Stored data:
# # # # #

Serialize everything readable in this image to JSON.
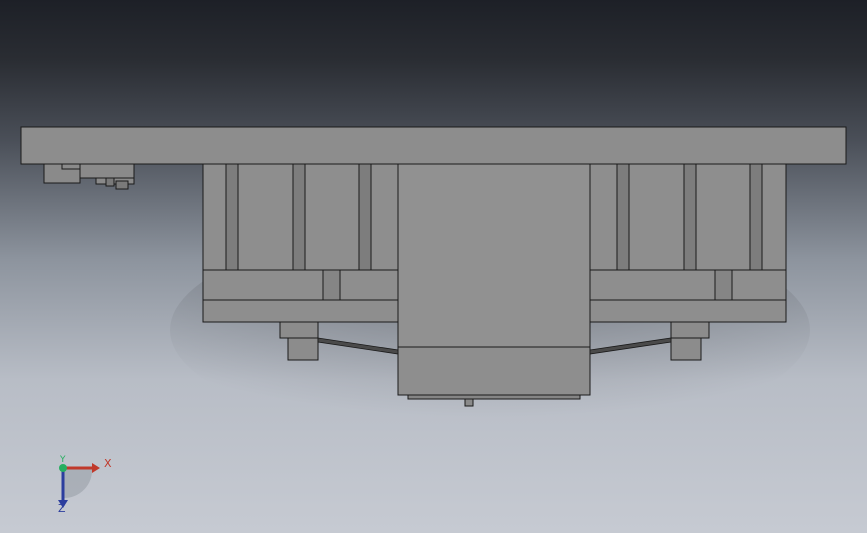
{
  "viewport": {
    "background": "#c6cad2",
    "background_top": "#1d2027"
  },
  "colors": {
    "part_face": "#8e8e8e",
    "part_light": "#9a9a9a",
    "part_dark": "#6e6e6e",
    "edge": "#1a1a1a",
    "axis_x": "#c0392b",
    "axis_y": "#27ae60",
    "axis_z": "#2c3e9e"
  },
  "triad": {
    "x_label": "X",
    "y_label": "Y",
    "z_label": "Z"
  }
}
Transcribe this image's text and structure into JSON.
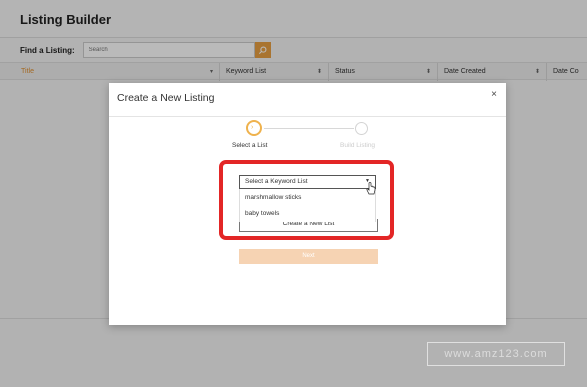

# # # # #

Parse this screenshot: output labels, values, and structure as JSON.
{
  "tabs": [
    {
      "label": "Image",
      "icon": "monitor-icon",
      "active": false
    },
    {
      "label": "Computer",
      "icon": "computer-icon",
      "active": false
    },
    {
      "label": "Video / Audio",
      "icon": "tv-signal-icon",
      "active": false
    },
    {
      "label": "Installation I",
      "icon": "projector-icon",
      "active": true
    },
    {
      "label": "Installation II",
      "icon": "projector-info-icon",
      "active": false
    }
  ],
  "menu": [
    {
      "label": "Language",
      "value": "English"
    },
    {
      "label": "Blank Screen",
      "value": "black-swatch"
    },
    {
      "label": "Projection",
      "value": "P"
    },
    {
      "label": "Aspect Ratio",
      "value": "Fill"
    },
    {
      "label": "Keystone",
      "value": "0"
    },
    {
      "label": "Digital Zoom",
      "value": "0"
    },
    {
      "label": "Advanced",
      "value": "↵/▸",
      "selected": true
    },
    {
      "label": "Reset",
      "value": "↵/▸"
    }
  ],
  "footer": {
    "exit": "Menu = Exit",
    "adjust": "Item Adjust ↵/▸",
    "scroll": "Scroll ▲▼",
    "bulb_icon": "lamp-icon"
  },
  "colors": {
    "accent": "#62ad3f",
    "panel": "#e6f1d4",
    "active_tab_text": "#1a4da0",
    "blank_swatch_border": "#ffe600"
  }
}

# # # # #

Extract, without any images, the part of the material above that opens with the line containing "Serialize everything readable" and closes with the line containing "Transcribe this image's", both lines included.

- Answer to this task:
Serialize everything readable in this image to JSON.
{
  "viewport": {
    "background": "#c6cad2",
    "background_top": "#1d2027"
  },
  "colors": {
    "part_face": "#8e8e8e",
    "part_light": "#9a9a9a",
    "part_dark": "#6e6e6e",
    "edge": "#1a1a1a",
    "axis_x": "#c0392b",
    "axis_y": "#27ae60",
    "axis_z": "#2c3e9e"
  },
  "triad": {
    "x_label": "X",
    "y_label": "Y",
    "z_label": "Z"
  }
}
Transcribe this image's text and structure into JSON.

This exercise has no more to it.